◆ **Text shown**
Moreover, our method leverages lane-centerline-based pseudo trajectories as supervision signals. These pseudo trajectories effectively guide the model to adhere more accurately to road topology at intersections, thereby reducing erroneous lane choices. However, because these pseudo labels prioritize spatial correctness over temporal continuity, the resulting trajectories may exhibit slight discontinuities compared to human expert demonstrations, which further degrades the comfort metric. Addressing this temporal discontinuity to improve trajectory smoothness is a key part of our future work.
Q3. Issues with notation clarity and paper formatting.
A3. We appreciate your careful review. We will revise the manuscript accordingly to improve the clarity of formatting, as per your suggestion. Specifically, the "⊕" sign indicates concatenation between features, The term “Limitation learning” in Figure 1 is a written error and will be corrected to “Imitation learning.”
Q4. Will the quantisation of STPS cause some discontinuity in the target trajectory? How does that affect the performance?
A4. Your observation is correct. Quantizing spatial trajectories in STPS inevitably introduces minor discontinuities compared to smooth human expert trajectories. These discontinuities manifest as subtle velocity fluctuations, which contribute to reduced comfort. Addressing this concern, we plan to implement spatial smoothing techniques in future iterations to alleviate trajectory discontinuities and thus enhance comfort metrics.
Thanks for the response to the concerns and questions raised in the original review.
A1: "... In unstructured environments where road priors are unavailable, we expect the full PGS model to behave similarly to the NTPS-only variant."
It wound be great if the quantitative results can be included in this case, as it highly reflects the practical deployment scenarios.
Thank you for your valuable comment and for highlighting the importance of evaluating our method in unstructured environments, which indeed reflect many practical deployment scenarios. We agree that including quantitative results in such settings would provide valuable insights into the generalizability of our approach, and we plan to incorporate these evaluations in a revised version of the paper.
This paper introduces Perception-Guided Self-Supervision (PGS), a novel approach to mitigate causal confusion in end-to-end autonomous driving by leveraging perception outputs as supervisory signals. The authors effectively demonstrate the method's potential, achieving state-of-the-art results on the Bench2Drive benchmark and providing strong empirical evidence for its effectiveness. The work addresses a fundamental limitation in imitation learning and offers a principled way to improve causal modeling.
Reviewers highlighted the significance of the problem addressed, the novelty of the approach, and the quantitative improvements achieved.
However, some concerns were raised, primarily concerning the robustness of the method to perception errors in real-world scenarios, the clarity of the term "self-supervision" as used in the paper, and the limited evaluation on real-world datasets. The authors provided detailed responses to these concerns, clarifying their methodology, addressing evaluation issues, and explaining their rationale for benchmark selection. Their explanations regarding real-world transferability and the necessity of closed-loop evaluation for addressing causal confusion were well-received.
Overall, the paper presents a technically sound and significant contribution to the field of autonomous driving. The authors have addressed reviewer concerns, and the proposed PGS framework offers a promising direction for future research. The reviewers' final assessments reflect a positive view of the work.

◆ **Source information**
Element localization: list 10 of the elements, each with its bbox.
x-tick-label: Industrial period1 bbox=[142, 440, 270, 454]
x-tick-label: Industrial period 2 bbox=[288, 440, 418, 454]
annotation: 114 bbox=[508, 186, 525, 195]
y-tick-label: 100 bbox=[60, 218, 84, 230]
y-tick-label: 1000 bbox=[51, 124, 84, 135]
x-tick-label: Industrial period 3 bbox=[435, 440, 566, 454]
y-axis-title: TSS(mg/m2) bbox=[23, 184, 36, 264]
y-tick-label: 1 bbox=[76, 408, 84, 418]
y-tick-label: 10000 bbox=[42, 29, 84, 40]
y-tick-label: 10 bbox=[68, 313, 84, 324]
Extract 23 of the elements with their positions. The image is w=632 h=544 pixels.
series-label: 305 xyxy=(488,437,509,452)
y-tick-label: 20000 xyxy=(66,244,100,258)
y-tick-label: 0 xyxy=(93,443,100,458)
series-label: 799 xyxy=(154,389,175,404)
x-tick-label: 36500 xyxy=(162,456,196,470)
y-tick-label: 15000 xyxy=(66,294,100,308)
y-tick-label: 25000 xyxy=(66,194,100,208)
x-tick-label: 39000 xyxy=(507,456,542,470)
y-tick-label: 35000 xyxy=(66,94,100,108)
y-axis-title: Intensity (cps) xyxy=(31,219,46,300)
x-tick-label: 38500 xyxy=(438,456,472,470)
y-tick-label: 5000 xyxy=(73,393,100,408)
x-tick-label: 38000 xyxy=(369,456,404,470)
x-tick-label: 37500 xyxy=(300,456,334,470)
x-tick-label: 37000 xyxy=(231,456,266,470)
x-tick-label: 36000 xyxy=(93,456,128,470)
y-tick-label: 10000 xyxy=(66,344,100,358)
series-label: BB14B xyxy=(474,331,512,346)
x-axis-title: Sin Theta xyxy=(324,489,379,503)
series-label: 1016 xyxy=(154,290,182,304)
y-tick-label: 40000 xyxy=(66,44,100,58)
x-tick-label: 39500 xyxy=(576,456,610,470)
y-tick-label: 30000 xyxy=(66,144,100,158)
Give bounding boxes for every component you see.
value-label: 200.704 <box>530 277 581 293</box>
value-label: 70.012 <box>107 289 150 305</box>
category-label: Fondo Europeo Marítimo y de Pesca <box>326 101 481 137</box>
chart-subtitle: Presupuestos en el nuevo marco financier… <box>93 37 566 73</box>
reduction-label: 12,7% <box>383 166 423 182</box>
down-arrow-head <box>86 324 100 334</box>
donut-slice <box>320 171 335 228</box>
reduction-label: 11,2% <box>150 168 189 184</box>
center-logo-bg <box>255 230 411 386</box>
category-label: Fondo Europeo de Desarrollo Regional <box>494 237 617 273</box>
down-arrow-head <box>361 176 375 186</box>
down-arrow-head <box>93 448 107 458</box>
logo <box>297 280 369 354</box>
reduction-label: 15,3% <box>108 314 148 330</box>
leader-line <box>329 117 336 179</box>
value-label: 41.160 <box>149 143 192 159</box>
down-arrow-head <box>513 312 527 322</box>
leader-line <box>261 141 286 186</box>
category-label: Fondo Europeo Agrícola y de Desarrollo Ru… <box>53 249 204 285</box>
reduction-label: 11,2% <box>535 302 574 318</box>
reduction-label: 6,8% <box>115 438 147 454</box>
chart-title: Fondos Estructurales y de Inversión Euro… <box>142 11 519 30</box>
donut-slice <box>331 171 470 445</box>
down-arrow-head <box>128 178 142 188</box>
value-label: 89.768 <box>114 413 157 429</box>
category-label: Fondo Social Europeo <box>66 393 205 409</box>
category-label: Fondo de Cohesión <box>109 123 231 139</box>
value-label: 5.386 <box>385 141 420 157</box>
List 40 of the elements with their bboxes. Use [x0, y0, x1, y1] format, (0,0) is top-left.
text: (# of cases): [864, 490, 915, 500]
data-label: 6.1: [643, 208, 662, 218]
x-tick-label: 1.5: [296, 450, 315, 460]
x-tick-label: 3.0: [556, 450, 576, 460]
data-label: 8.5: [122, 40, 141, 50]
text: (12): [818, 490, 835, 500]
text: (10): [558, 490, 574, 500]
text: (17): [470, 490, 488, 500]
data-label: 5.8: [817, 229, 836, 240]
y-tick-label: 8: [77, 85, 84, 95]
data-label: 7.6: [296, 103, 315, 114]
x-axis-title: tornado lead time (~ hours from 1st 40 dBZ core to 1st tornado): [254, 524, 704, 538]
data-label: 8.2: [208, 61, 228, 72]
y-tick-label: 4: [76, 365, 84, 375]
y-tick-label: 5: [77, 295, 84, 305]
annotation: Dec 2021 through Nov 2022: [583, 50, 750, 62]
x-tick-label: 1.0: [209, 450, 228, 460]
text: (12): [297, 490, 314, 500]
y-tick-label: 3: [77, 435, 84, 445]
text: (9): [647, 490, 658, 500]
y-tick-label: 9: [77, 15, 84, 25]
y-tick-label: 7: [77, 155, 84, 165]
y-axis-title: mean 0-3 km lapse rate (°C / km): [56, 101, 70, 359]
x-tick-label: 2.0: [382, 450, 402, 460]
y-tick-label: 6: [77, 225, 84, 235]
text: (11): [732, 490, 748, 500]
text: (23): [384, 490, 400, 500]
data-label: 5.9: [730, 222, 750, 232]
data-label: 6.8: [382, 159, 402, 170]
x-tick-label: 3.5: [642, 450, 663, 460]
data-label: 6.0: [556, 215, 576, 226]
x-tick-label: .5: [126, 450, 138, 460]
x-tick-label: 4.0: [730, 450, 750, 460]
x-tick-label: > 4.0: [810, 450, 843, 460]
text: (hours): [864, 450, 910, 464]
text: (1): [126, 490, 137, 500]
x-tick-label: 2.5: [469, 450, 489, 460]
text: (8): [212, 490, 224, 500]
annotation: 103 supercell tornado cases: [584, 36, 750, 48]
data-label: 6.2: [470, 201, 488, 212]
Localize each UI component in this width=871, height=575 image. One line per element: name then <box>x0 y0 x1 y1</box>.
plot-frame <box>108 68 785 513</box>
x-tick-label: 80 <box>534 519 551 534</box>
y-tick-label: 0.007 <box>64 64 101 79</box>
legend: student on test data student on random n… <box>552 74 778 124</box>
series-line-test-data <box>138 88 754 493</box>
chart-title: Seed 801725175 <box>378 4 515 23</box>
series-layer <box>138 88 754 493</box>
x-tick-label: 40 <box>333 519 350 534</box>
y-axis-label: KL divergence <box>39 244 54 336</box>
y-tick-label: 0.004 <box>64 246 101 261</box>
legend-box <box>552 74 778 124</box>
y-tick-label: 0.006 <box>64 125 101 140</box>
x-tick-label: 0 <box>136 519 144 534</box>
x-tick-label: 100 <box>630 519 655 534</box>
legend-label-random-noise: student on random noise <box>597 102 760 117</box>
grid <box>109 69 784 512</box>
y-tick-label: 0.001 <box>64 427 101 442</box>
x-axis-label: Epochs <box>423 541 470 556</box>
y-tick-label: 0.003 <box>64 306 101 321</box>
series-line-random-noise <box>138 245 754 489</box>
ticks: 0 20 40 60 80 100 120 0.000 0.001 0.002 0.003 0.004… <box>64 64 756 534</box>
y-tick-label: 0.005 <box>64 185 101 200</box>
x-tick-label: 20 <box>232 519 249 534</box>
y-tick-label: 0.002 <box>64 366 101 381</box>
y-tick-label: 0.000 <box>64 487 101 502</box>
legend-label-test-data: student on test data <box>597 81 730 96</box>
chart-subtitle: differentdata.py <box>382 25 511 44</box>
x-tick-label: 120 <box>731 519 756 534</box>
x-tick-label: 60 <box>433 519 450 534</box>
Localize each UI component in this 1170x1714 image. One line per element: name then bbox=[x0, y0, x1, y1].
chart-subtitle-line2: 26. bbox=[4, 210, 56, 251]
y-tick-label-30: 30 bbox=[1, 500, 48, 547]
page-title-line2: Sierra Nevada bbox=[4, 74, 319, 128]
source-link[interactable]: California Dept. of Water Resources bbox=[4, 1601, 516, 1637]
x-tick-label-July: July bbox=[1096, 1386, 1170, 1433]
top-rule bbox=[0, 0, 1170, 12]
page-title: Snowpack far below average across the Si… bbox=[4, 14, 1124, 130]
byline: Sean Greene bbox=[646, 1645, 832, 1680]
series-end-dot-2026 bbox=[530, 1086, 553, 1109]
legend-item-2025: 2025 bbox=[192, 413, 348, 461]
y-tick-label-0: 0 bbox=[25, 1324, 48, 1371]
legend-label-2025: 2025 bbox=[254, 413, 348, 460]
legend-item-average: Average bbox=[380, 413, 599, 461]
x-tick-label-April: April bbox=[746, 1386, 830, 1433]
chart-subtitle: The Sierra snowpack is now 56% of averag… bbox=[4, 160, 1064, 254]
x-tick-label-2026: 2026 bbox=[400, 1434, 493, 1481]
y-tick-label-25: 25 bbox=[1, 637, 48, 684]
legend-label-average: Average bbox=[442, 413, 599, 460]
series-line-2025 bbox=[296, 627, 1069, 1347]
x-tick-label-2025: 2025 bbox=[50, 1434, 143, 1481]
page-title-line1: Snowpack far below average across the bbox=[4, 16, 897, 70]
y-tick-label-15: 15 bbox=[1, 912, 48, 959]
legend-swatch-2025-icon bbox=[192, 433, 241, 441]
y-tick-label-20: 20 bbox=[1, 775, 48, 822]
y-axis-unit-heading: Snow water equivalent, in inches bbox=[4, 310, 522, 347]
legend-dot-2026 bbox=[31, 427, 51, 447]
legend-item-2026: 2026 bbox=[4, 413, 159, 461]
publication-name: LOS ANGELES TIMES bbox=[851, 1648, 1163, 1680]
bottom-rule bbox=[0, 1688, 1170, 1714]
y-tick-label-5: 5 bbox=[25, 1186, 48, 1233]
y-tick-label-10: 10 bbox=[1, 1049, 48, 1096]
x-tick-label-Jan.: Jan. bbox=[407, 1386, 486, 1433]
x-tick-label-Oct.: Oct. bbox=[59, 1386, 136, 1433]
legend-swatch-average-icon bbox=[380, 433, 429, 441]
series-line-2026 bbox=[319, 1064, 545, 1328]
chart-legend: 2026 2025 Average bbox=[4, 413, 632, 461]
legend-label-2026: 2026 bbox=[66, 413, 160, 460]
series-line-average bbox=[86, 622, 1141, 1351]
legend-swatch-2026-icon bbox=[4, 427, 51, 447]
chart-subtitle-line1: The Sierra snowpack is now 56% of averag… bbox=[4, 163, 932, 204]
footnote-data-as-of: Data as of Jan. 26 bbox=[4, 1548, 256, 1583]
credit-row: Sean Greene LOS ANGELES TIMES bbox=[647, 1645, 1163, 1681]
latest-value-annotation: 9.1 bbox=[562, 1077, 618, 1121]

◆ **Exercise instructions**
a. Retype the review discussion from "Q4. Will the" to "enhance comfort metrics.".
b. According to the review discussion, what does the "⊕" sign indicate?
The listing has no connection to the review discussion.

◆ **Answers for each item**
a.
Q4. Will the quantisation of STPS cause some discontinuity in the target trajectory? How does that affect the performance?
A4. Your observation is correct. Quantizing spatial trajectories in STPS inevitably introduces minor discontinuities compared to smooth human expert trajectories. These discontinuities manifest as subtle velocity fluctuations, which contribute to reduced comfort. Addressing this concern, we plan to implement spatial smoothing techniques in future iterations to alleviate trajectory discontinuities and thus enhance comfort metrics.

b. Concatenation between features.